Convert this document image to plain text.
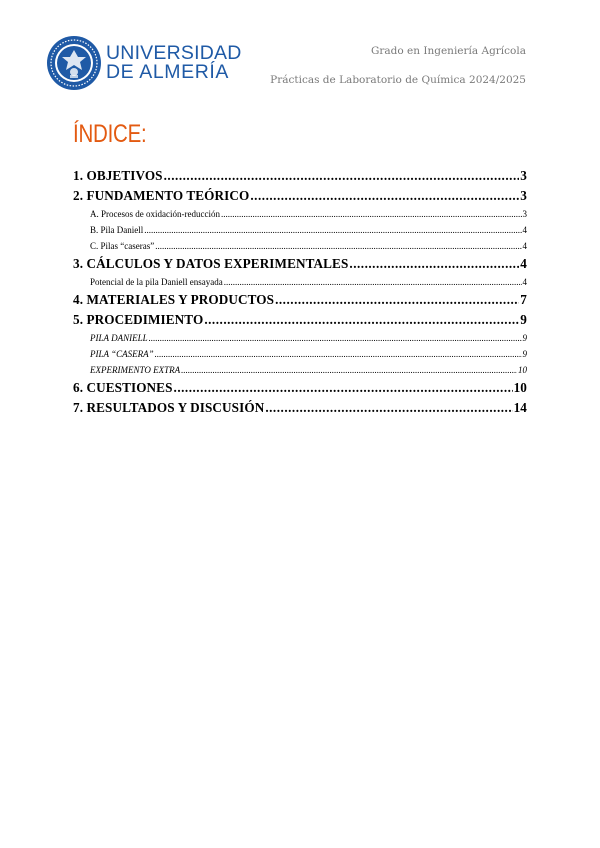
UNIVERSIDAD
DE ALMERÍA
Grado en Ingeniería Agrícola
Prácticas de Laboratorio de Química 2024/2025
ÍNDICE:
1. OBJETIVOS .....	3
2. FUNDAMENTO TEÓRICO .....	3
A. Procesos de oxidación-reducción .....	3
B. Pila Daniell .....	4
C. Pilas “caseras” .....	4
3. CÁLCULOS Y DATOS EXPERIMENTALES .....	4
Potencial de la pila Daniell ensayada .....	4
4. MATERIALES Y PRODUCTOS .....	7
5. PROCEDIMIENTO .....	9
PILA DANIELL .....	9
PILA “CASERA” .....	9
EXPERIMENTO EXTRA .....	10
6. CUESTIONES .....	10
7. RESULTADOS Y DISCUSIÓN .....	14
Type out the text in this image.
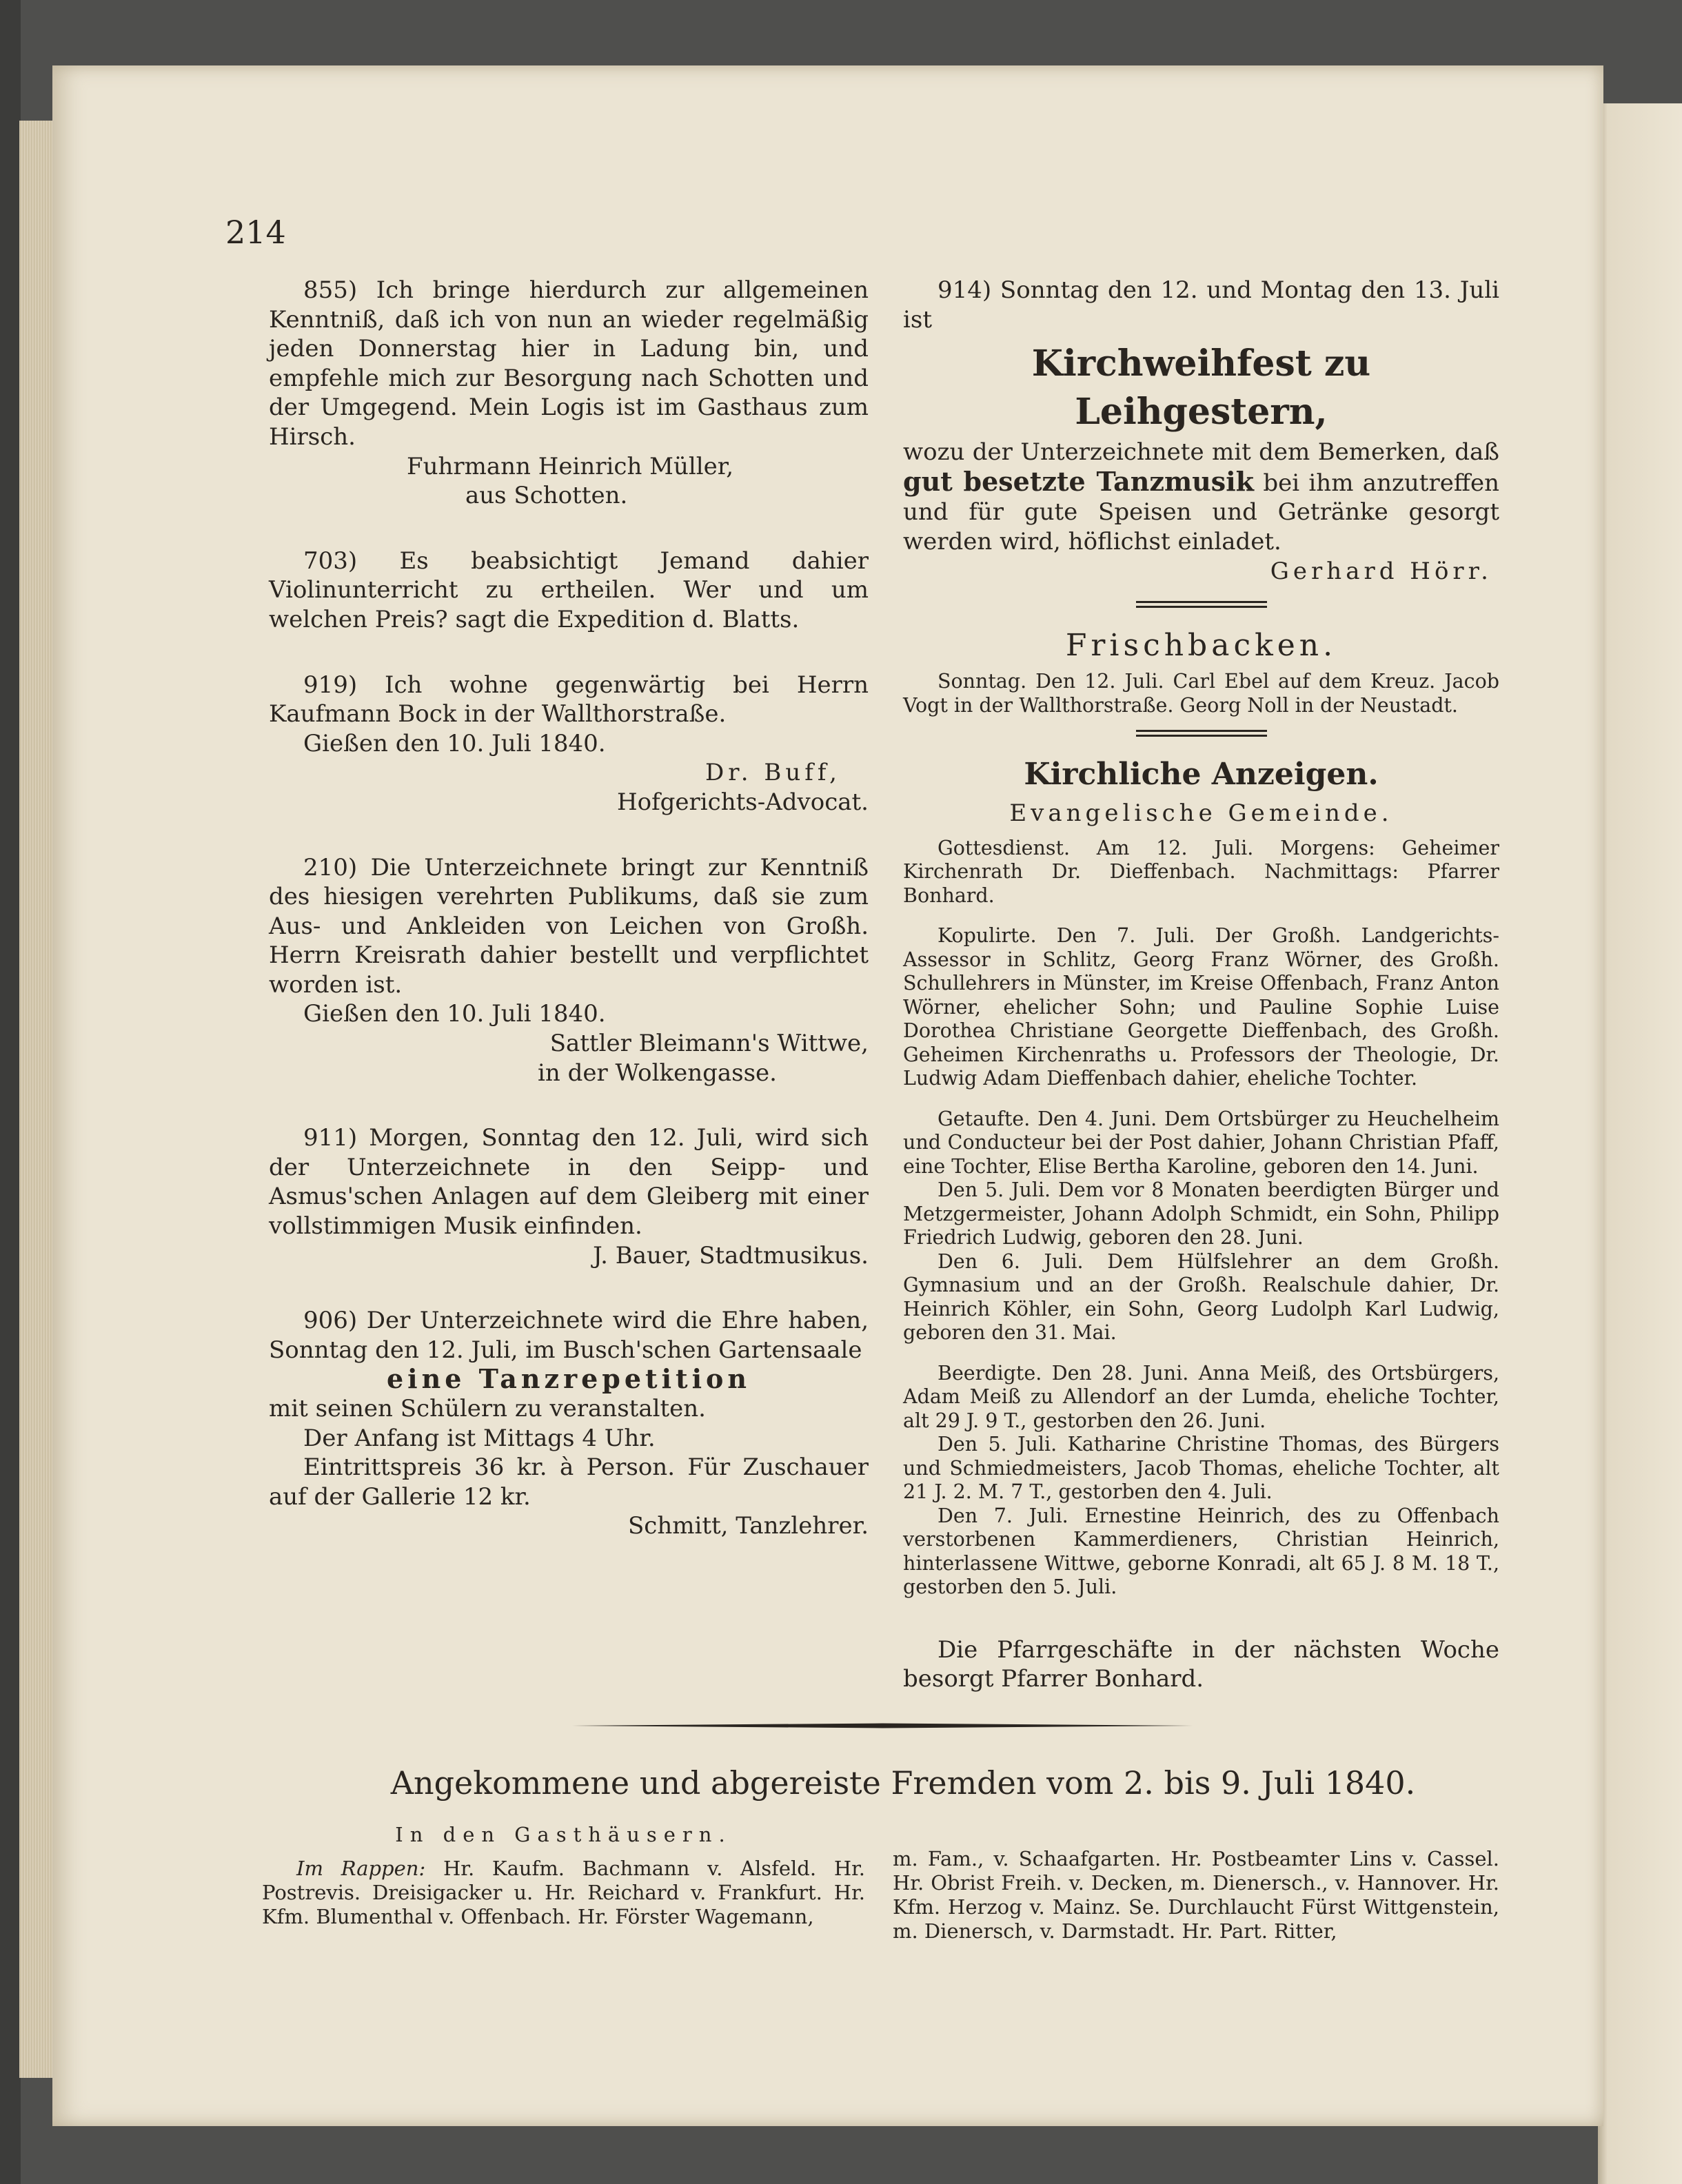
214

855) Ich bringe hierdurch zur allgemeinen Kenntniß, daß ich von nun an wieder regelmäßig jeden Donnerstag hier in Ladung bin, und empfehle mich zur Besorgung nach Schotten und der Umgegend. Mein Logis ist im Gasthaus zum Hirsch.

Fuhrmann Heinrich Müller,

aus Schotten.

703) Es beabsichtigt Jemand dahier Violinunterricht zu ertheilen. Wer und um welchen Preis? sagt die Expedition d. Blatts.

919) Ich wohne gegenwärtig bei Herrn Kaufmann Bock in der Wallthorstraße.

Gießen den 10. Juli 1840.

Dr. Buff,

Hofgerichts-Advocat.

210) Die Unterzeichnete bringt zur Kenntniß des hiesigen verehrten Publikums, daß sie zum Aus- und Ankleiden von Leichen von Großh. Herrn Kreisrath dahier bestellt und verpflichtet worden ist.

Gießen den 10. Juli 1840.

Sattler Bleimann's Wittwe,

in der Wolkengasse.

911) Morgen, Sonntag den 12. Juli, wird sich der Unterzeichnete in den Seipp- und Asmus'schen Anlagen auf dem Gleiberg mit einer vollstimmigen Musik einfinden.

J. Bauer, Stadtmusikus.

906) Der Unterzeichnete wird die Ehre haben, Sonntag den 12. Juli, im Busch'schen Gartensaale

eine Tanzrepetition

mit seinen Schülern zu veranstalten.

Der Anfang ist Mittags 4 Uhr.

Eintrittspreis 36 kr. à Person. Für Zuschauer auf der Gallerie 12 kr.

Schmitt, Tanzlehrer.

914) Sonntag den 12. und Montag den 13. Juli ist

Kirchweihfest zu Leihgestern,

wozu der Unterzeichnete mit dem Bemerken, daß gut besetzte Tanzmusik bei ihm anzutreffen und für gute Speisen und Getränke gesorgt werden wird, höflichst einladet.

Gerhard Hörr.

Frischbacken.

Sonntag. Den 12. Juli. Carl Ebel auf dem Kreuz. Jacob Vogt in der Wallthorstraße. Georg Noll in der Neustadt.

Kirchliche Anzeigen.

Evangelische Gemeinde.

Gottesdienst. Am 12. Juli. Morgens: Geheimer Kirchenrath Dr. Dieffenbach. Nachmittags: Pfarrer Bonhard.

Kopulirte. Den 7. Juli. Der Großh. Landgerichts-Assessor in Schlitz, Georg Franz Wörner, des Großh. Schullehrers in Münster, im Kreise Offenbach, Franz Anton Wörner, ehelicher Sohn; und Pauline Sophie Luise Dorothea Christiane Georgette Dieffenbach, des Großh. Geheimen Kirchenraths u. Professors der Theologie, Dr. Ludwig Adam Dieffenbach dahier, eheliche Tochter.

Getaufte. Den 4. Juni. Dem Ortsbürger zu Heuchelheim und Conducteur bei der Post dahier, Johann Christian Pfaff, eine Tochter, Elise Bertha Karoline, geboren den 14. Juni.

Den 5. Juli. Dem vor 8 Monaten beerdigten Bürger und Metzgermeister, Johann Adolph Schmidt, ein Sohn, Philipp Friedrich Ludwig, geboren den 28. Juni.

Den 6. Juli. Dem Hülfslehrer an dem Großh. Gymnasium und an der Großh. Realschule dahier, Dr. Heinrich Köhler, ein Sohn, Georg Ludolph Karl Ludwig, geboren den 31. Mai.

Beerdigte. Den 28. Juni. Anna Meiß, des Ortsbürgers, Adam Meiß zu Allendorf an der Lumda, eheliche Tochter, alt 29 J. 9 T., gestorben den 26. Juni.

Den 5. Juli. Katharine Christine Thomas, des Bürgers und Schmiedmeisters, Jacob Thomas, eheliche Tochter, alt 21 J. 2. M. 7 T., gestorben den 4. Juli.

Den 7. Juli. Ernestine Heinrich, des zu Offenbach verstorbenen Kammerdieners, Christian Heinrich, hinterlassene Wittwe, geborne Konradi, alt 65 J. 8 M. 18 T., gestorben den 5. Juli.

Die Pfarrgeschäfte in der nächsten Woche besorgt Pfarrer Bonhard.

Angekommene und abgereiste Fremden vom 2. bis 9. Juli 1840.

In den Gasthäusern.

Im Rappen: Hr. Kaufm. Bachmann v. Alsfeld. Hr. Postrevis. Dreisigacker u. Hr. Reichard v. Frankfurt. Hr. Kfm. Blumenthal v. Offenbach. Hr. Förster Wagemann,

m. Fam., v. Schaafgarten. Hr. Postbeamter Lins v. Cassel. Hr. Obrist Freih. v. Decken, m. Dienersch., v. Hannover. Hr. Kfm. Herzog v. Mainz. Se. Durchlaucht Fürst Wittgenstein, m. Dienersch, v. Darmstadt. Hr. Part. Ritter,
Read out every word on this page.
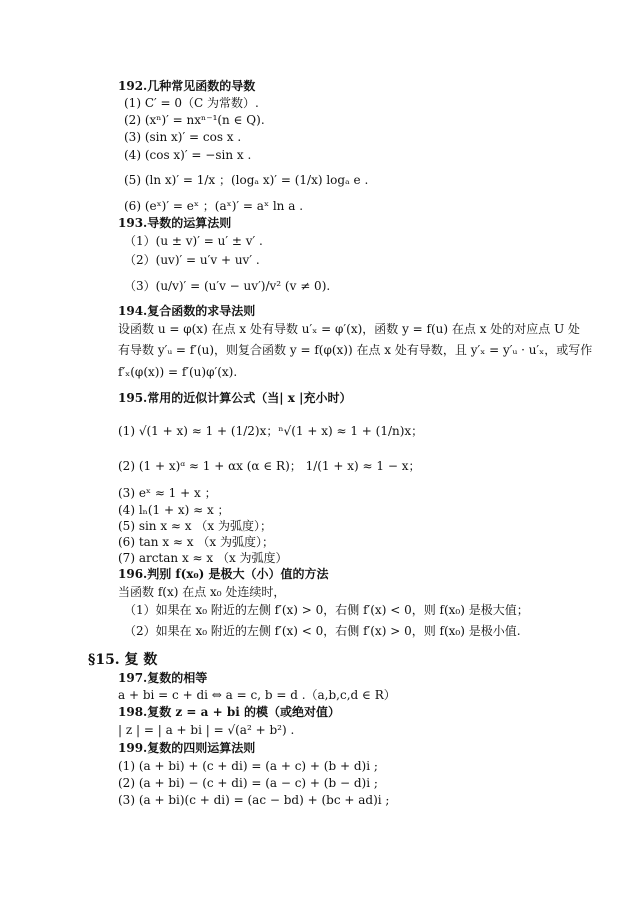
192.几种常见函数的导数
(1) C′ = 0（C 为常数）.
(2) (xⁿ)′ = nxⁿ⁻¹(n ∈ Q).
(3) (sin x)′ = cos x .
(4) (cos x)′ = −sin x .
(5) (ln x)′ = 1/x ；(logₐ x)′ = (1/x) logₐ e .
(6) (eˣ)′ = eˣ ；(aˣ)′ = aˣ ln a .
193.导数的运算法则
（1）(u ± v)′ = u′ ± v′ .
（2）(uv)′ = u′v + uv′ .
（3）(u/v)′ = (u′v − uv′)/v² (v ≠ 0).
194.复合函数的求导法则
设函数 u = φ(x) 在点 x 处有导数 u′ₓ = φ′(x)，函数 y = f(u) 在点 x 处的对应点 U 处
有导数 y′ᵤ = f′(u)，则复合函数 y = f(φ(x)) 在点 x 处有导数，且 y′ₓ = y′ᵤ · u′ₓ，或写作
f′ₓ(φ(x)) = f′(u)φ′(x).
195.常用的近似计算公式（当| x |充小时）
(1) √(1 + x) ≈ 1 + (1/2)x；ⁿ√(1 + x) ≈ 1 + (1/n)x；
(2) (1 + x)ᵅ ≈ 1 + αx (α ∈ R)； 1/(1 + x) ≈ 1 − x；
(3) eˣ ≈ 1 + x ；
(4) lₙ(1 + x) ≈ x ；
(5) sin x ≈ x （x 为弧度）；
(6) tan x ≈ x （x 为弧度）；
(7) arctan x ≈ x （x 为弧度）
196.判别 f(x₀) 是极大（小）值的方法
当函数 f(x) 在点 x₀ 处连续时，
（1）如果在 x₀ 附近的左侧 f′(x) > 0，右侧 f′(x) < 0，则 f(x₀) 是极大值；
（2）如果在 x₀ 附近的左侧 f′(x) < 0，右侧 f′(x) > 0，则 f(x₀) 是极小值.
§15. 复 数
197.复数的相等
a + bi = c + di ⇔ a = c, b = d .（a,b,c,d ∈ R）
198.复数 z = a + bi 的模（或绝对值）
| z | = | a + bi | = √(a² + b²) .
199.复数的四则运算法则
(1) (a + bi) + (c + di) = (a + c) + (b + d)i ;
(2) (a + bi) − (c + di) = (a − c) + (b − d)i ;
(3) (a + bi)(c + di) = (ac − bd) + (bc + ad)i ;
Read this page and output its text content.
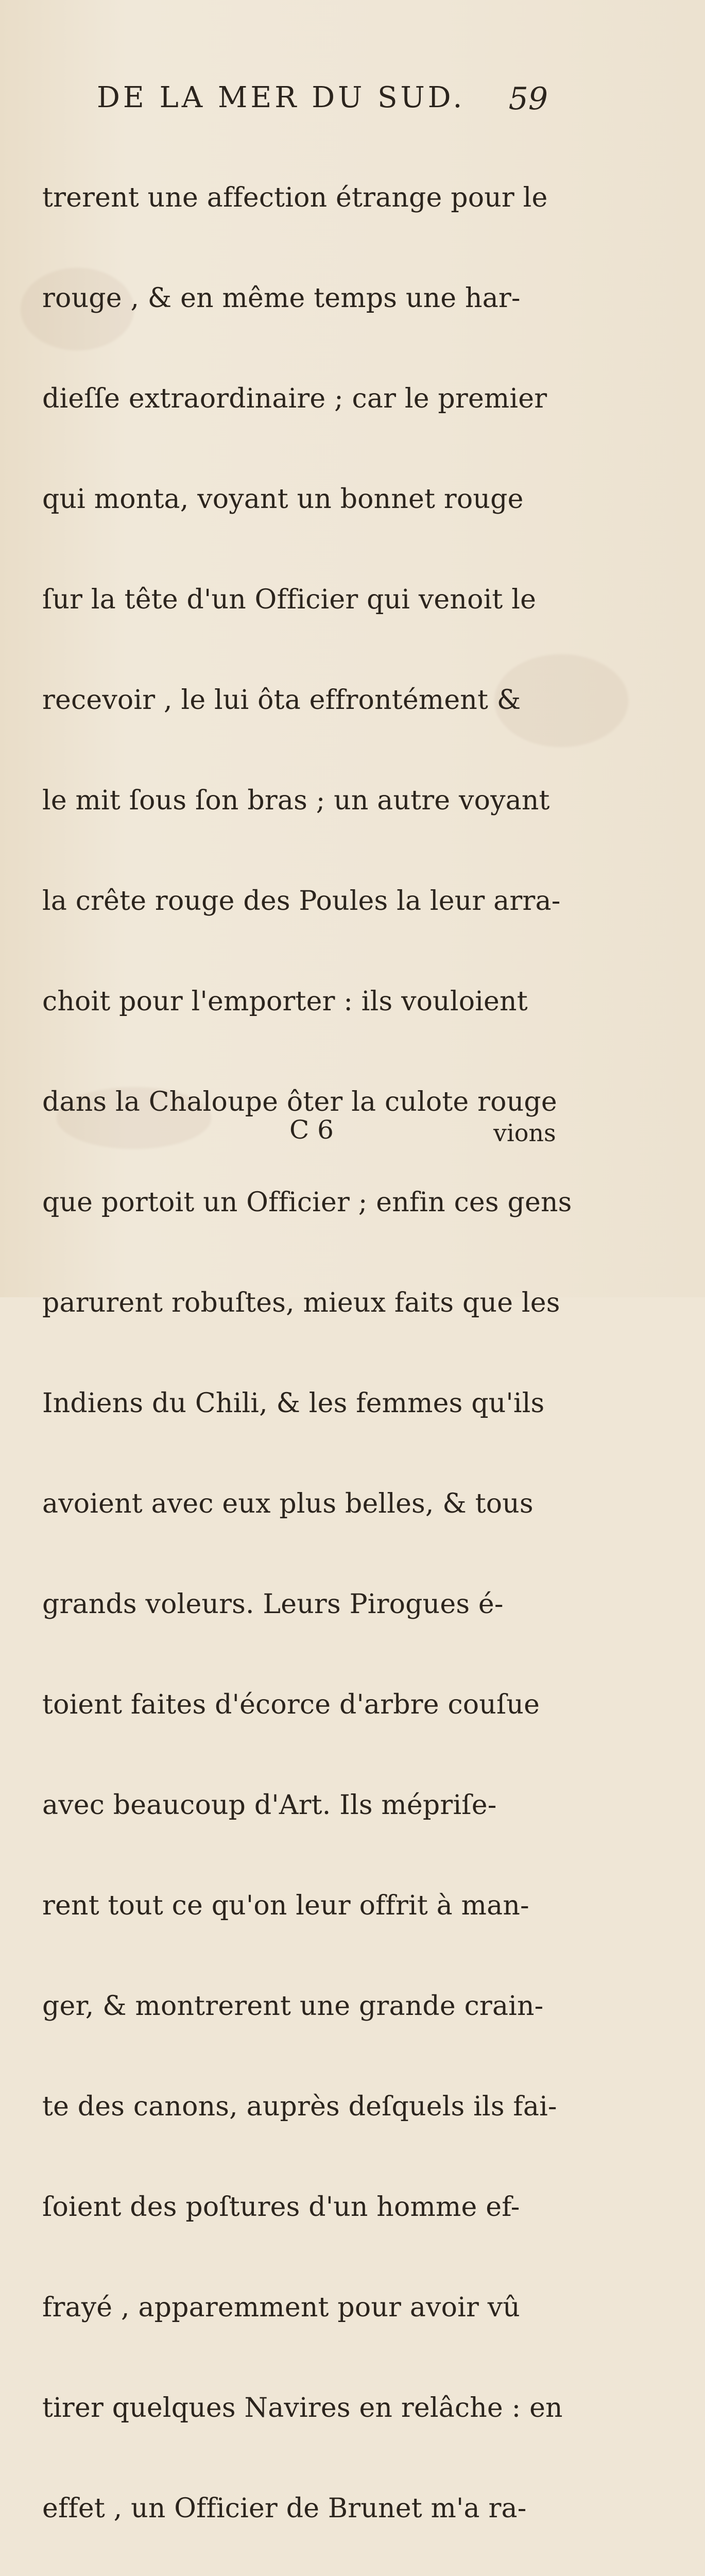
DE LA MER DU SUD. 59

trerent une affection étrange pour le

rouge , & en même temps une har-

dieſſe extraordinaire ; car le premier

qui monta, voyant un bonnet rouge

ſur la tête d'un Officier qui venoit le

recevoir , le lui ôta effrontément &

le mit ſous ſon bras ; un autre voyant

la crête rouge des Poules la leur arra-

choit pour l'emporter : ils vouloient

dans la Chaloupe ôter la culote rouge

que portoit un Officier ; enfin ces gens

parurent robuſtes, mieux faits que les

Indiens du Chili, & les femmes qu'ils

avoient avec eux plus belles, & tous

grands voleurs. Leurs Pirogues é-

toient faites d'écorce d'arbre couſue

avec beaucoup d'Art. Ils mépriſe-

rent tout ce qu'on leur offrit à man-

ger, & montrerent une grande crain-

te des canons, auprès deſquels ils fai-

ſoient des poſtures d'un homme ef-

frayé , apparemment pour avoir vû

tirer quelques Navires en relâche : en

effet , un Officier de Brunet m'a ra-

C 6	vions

::::::

**STATED TASK**
Show the lines from the data above that contain the string "Johann".

**IN RESPONSE**
Getaufte. Den 4. Juni. Dem Ortsbürger zu Heuchelheim und Conducteur bei der Post dahier, Johann Christian Pfaff, eine Tochter, Elise Bertha Karoline, geboren den 14. Juni.
Den 5. Juli. Dem vor 8 Monaten beerdigten Bürger und Metzgermeister, Johann Adolph Schmidt, ein Sohn, Philipp Friedrich Ludwig, geboren den 28. Juni.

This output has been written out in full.